Look through the data below and work out how many lines contain the string "sender". Give the number alone.

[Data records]
▼

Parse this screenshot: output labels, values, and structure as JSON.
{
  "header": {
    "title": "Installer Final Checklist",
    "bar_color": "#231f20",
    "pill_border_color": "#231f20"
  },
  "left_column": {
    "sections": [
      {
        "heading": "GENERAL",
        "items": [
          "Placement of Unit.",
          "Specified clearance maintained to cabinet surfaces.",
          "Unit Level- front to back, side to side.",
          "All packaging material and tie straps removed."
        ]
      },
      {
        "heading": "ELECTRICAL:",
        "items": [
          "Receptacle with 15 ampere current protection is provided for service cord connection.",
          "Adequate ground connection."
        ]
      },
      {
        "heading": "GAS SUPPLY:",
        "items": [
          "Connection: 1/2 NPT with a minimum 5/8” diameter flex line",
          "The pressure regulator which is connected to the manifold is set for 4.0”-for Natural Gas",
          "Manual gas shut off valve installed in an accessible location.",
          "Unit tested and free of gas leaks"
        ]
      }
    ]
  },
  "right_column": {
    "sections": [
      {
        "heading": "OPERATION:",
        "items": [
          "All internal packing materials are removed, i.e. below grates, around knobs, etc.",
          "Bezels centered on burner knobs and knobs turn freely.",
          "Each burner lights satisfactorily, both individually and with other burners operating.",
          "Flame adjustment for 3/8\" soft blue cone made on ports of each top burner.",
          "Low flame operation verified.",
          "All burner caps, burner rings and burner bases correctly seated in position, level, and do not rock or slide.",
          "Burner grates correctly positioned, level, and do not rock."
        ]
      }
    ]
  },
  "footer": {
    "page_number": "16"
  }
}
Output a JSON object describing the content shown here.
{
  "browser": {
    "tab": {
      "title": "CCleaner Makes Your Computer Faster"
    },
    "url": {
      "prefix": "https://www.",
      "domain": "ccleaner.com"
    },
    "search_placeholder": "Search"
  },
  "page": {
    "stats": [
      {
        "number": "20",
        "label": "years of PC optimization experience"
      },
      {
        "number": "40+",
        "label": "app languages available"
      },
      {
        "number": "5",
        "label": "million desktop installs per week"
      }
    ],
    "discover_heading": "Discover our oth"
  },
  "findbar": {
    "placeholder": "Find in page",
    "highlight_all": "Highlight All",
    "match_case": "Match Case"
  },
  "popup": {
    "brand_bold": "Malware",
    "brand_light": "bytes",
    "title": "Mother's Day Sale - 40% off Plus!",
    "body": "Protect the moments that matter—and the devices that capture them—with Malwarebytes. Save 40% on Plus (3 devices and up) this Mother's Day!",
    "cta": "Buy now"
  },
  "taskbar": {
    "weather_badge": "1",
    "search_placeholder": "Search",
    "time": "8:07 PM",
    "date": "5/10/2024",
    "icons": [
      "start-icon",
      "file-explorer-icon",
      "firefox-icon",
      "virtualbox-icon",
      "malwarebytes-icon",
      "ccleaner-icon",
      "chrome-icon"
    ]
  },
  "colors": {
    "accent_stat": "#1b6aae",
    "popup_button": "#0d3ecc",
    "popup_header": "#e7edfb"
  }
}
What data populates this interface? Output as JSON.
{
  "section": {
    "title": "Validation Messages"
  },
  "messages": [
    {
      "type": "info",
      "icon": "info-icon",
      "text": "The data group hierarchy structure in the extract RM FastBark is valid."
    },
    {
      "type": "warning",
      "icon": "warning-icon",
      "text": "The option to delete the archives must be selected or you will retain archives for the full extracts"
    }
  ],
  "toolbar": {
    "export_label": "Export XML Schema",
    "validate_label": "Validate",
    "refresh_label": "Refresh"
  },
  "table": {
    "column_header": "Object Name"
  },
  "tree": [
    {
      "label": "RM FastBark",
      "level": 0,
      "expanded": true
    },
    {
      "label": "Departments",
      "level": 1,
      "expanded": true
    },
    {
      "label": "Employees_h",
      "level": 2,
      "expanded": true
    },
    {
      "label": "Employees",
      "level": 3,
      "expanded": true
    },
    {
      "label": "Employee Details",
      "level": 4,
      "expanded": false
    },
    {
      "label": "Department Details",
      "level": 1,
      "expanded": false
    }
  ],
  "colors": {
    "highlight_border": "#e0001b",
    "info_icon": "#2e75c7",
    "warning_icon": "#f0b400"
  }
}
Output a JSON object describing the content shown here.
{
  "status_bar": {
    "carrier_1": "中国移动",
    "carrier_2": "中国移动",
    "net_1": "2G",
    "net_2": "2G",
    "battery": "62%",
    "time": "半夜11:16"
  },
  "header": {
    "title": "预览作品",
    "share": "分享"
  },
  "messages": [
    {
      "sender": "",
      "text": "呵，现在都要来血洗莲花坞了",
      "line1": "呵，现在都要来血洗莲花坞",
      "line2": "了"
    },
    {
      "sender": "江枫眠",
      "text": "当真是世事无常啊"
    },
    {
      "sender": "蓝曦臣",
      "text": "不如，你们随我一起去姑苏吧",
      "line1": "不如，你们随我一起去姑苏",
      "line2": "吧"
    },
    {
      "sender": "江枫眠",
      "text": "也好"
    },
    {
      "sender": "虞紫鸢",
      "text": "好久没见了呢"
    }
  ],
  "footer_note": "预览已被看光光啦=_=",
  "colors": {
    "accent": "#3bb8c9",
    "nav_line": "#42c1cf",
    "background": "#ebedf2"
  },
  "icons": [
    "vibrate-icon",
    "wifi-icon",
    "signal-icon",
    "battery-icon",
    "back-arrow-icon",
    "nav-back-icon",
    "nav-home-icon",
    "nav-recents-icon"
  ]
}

▲

Answer to the task: 5